### DESCRIPTION OF THE TASK:
Within the material below, find each line bearing the word "Complete" and present it.

### GIVEN RECORDS:
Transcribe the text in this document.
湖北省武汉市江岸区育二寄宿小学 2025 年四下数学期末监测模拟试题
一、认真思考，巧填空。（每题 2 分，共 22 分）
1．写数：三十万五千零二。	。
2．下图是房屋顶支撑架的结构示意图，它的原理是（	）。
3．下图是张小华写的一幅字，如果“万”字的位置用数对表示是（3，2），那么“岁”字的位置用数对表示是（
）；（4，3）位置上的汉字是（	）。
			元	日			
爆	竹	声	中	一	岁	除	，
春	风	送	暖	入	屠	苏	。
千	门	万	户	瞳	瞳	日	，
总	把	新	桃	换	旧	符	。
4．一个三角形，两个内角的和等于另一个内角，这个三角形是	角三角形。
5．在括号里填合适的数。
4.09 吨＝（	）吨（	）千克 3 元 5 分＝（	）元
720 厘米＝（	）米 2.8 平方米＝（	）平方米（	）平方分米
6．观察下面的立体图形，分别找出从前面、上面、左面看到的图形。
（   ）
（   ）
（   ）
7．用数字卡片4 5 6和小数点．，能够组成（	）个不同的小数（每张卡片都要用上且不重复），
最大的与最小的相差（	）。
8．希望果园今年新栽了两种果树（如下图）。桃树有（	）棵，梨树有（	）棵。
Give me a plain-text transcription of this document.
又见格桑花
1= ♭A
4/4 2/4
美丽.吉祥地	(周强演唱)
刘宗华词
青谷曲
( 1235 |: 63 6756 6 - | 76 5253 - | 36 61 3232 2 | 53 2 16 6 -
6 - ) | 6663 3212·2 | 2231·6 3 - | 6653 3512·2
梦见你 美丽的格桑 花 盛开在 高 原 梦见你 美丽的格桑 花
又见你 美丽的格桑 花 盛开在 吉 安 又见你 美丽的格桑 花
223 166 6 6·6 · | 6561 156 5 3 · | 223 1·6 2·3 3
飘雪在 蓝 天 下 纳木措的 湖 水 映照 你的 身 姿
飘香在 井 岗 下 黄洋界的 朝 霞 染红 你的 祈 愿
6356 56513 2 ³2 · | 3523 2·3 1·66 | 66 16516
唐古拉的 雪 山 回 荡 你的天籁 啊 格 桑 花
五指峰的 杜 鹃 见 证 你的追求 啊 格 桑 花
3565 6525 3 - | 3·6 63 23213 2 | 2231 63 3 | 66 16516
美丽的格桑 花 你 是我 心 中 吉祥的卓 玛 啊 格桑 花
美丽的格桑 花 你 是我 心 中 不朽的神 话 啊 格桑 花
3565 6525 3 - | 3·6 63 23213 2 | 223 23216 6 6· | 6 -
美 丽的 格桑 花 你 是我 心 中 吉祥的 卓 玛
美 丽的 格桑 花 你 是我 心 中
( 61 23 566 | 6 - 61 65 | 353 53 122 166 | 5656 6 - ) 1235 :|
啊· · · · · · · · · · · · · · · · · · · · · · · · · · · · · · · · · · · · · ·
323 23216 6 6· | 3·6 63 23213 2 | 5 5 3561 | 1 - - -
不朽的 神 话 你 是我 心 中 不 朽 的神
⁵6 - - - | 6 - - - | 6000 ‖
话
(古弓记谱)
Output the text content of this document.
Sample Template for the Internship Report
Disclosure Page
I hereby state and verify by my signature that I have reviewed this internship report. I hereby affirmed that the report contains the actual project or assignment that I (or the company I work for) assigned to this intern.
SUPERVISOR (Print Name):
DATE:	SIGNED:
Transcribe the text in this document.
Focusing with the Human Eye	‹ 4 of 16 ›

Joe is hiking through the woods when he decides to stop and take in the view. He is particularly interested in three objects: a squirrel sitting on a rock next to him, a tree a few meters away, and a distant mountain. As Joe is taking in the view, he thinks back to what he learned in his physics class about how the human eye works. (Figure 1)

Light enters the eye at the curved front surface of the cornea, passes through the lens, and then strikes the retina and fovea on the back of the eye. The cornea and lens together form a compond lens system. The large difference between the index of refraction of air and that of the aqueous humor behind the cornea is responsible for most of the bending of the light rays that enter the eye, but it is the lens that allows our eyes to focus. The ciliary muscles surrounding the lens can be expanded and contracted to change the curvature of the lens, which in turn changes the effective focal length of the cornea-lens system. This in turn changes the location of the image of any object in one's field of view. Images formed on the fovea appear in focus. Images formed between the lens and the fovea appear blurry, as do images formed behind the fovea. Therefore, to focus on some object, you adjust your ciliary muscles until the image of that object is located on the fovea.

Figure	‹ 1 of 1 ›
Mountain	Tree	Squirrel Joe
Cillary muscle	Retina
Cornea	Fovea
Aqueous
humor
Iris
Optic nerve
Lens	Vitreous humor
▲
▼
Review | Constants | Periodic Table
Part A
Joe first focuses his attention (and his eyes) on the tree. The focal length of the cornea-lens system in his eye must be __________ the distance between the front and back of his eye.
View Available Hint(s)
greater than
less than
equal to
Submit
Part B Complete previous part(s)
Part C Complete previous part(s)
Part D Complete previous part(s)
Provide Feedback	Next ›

### RESPONSE FOR THIS EXERCISE:
Part B Complete previous part(s)
Part C Complete previous part(s)
Part D Complete previous part(s)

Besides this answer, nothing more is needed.